## Given task
Locate every line in the records below that contains the word "Paciente", and copy each one.

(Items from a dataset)
>> START

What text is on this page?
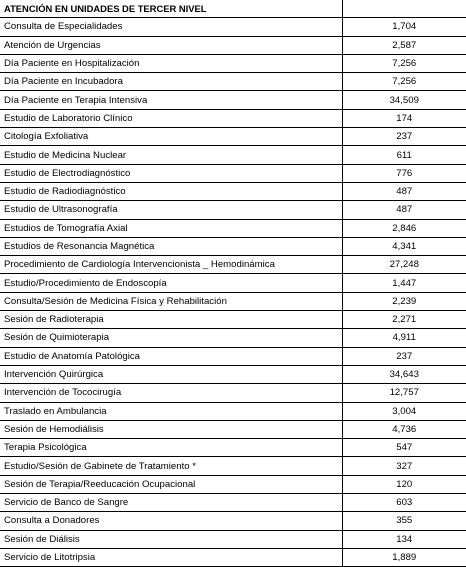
ATENCIÓN EN UNIDADES DE TERCER NIVEL	
Consulta de Especialidades	1,704
Atención de Urgencias	2,587
Día Paciente en Hospitalización	7,256
Día Paciente en Incubadora	7,256
Día Paciente en Terapia Intensiva	34,509
Estudio de Laboratorio Clínico	174
Citología Exfoliativa	237
Estudio de Medicina Nuclear	611
Estudio de Electrodiagnóstico	776
Estudio de Radiodiagnóstico	487
Estudio de Ultrasonografía	487
Estudios de Tomografía Axial	2,846
Estudios de Resonancia Magnética	4,341
Procedimiento de Cardiología Intervencionista _ Hemodinámica	27,248
Estudio/Procedimiento de Endoscopía	1,447
Consulta/Sesión de Medicina Física y Rehabilitación	2,239
Sesión de Radioterapia	2,271
Sesión de Quimioterapia	4,911
Estudio de Anatomía Patológica	237
Intervención Quirúrgica	34,643
Intervención de Tococirugía	12,757
Traslado en Ambulancia	3,004
Sesión de Hemodiálisis	4,736
Terapia Psicológica	547
Estudio/Sesión de Gabinete de Tratamiento *	327
Sesión de Terapia/Reeducación Ocupacional	120
Servicio de Banco de Sangre	603
Consulta a Donadores	355
Sesión de Diálisis	134
Servicio de Litotripsia	1,889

>> END

## Result of the task
Día Paciente en Hospitalización	7,256
Día Paciente en Incubadora	7,256
Día Paciente en Terapia Intensiva	34,509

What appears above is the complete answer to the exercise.